* **本文抜粋**:
叔父さんが変な訪ね方をしてきたのは、雪子が警察内で疑われているからです。
本来のゲームでは、17日に陽介のある行動の結果補導されて警察署まで連れていかれた際に、某キャベツさんからその事を聞かされるのですが、今回そのイベントを回避したのでこうなりました。


対影雪子戦はこれにて終了です。

とうとうワイルド能力が発動しました。
ペルソナ合体もその内入ります(描写するかは分かりませんが)。
個人的にアニメ鳴上くんみたいに戦闘中にペルソナ合体させたいです。
あれ、格好いいですよね。
ゲームでやれたらとんだチート野郎になってしまいますが。


主人公のペルソナ能力について、補足します。

* **練習問題**:
1 - 本文抜粋によると、叔父さんが変な訪ね方をしてきたのはなぜですか?
2 - 次の(a)〜(c)は本文抜粋の内容と合っていますか?それぞれ「はい」か「いいえ」で答え、根拠となる本文抜粋の語句をそのまま引用してください。
(a) 対影雪子戦はこの回で終わった。
(b) ペルソナ合体は必ず描写される予定である。
(c) 今回は、17日に陽介の行動で補導されるイベントが起きた。
3 - ゲームを題材にした物語のあとがきである本文抜粋を、最後の文「主人公のペルソナ能力について、補足します。」の後から書き継いでください。
この後の資料は、本文抜粋とは別の出典から取られています。

* **データ部分**:
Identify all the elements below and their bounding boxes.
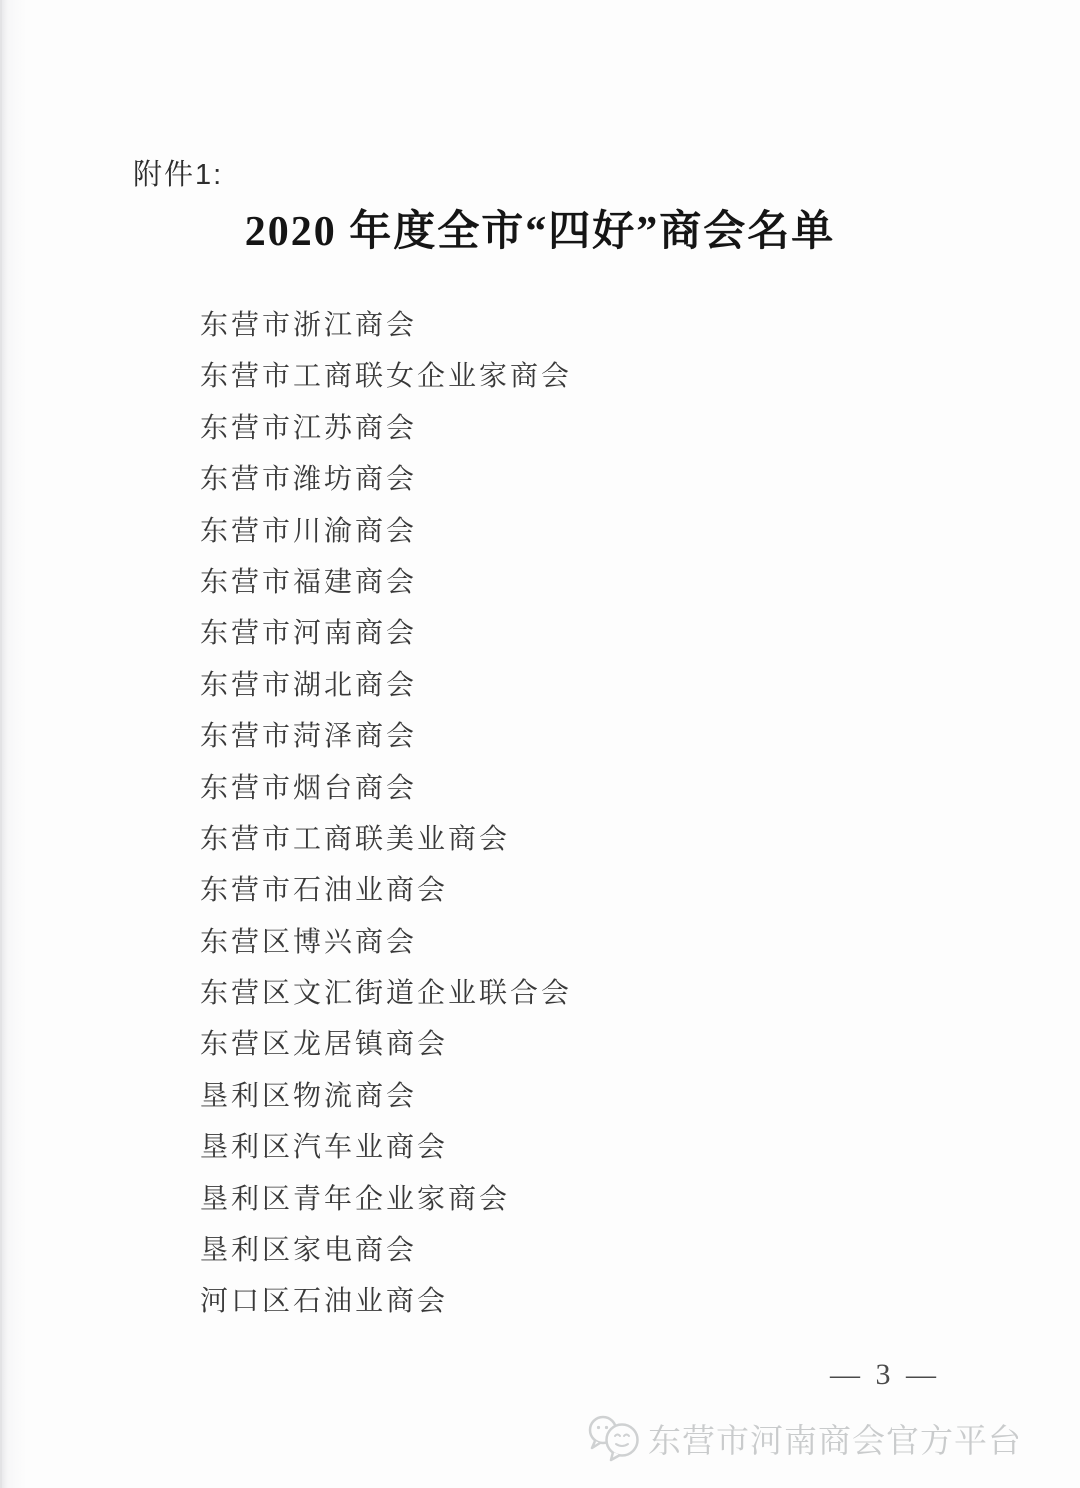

* **各問の解答**:
1 - 雪子が警察内で疑われているからです。

2 -
(a) はい。「対影雪子戦はこれにて終了です。」
(b) いいえ。「描写するかは分かりませんが」
(c) いいえ。「今回そのイベントを回避したのでこうなりました。」

3 -
ゲームでは主人公のレベル依存で、使用出来る(正確には作成出来る)ペルソナが決まり、コミュランクは合体ボーナスや合体解禁位にしか関係はありませんでしたが、この主人公はコミュが成立していないとそもそもそのアルカナのペルソナを使えません。
アニメの鳴上くんみたいなものです。
コミュMAXになると、合体解禁されるペルソナが自動的に使用可能なペルソナに追加されます。
つまり、頑張ってコミュ上げに励んでいれば、『特出し劇場丸久座』攻略時には『マダ』やら『コウリュウ』やら『スラオシャ』を使用する事も可能です。
ただし、(明確な数字は出しませんが)ゲームと同じく主人公にもレベルが存在し、明らかに主人公のレベルを上回るペルソナを使用すると、主人公にも重篤なダメージが発生します。
なお、合体解禁ペルソナは実際の初期レベルよりも遥かに強いです。
アニメ鳴上くんのペルソナが実際のゲームでの性能を遥かに上回るペルソナを使っていたのと同じ様な感じです。


因みに、雪子のシャドウと戦った段階でのおおよそのレベルは20位です。
仲間のペルソナと使用可能なスキル等は以下の通り。

『ジライヤ』【魔術師】(風:耐、雷:弱)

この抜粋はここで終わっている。